Written request:
Your job is to restate each entry word for word.
************
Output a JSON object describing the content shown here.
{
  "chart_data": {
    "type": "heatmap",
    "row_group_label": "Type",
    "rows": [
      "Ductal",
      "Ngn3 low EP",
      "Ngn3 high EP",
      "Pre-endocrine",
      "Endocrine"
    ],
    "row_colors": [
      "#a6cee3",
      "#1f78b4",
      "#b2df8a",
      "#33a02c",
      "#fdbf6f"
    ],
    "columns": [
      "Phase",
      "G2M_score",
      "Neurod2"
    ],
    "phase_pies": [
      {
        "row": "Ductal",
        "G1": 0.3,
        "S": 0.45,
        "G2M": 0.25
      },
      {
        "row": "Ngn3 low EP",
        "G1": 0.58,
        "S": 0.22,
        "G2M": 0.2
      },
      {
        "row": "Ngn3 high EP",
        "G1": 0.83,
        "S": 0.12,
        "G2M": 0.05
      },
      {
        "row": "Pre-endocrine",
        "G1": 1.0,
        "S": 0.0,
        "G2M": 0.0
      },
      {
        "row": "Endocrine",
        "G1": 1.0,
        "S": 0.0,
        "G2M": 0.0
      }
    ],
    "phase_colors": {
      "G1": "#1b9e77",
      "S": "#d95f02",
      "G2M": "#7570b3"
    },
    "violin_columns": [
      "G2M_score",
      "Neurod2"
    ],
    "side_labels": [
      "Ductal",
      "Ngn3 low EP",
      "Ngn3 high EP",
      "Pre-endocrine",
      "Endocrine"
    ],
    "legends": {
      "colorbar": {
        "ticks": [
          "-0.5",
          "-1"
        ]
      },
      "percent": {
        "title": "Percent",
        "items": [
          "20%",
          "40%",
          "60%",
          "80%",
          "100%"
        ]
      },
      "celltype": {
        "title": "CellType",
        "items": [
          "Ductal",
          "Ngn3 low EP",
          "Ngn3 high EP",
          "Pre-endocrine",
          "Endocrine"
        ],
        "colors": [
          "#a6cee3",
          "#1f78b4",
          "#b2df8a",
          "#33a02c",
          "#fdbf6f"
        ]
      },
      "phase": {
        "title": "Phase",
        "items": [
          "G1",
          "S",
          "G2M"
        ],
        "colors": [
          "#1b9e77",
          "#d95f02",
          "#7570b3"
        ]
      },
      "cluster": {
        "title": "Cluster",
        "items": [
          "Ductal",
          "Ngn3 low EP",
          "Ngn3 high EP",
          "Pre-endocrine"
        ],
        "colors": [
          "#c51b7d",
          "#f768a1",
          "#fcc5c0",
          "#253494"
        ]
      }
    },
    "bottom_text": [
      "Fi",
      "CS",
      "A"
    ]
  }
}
************
Solution below:
Output a JSON object describing the content shown here.
{
  "chart_data": {
    "type": "heatmap",
    "row_group_label": "Type",
    "rows": [
      "Ductal",
      "Ngn3 low EP",
      "Ngn3 high EP",
      "Pre-endocrine",
      "Endocrine"
    ],
    "row_colors": [
      "#a6cee3",
      "#1f78b4",
      "#b2df8a",
      "#33a02c",
      "#fdbf6f"
    ],
    "columns": [
      "Phase",
      "G2M_score",
      "Neurod2"
    ],
    "phase_pies": [
      {
        "row": "Ductal",
        "G1": 0.3,
        "S": 0.45,
        "G2M": 0.25
      },
      {
        "row": "Ngn3 low EP",
        "G1": 0.58,
        "S": 0.22,
        "G2M": 0.2
      },
      {
        "row": "Ngn3 high EP",
        "G1": 0.83,
        "S": 0.12,
        "G2M": 0.05
      },
      {
        "row": "Pre-endocrine",
        "G1": 1.0,
        "S": 0.0,
        "G2M": 0.0
      },
      {
        "row": "Endocrine",
        "G1": 1.0,
        "S": 0.0,
        "G2M": 0.0
      }
    ],
    "phase_colors": {
      "G1": "#1b9e77",
      "S": "#d95f02",
      "G2M": "#7570b3"
    },
    "violin_columns": [
      "G2M_score",
      "Neurod2"
    ],
    "side_labels": [
      "Ductal",
      "Ngn3 low EP",
      "Ngn3 high EP",
      "Pre-endocrine",
      "Endocrine"
    ],
    "legends": {
      "colorbar": {
        "ticks": [
          "-0.5",
          "-1"
        ]
      },
      "percent": {
        "title": "Percent",
        "items": [
          "20%",
          "40%",
          "60%",
          "80%",
          "100%"
        ]
      },
      "celltype": {
        "title": "CellType",
        "items": [
          "Ductal",
          "Ngn3 low EP",
          "Ngn3 high EP",
          "Pre-endocrine",
          "Endocrine"
        ],
        "colors": [
          "#a6cee3",
          "#1f78b4",
          "#b2df8a",
          "#33a02c",
          "#fdbf6f"
        ]
      },
      "phase": {
        "title": "Phase",
        "items": [
          "G1",
          "S",
          "G2M"
        ],
        "colors": [
          "#1b9e77",
          "#d95f02",
          "#7570b3"
        ]
      },
      "cluster": {
        "title": "Cluster",
        "items": [
          "Ductal",
          "Ngn3 low EP",
          "Ngn3 high EP",
          "Pre-endocrine"
        ],
        "colors": [
          "#c51b7d",
          "#f768a1",
          "#fcc5c0",
          "#253494"
        ]
      }
    },
    "bottom_text": [
      "Fi",
      "CS",
      "A"
    ]
  }
}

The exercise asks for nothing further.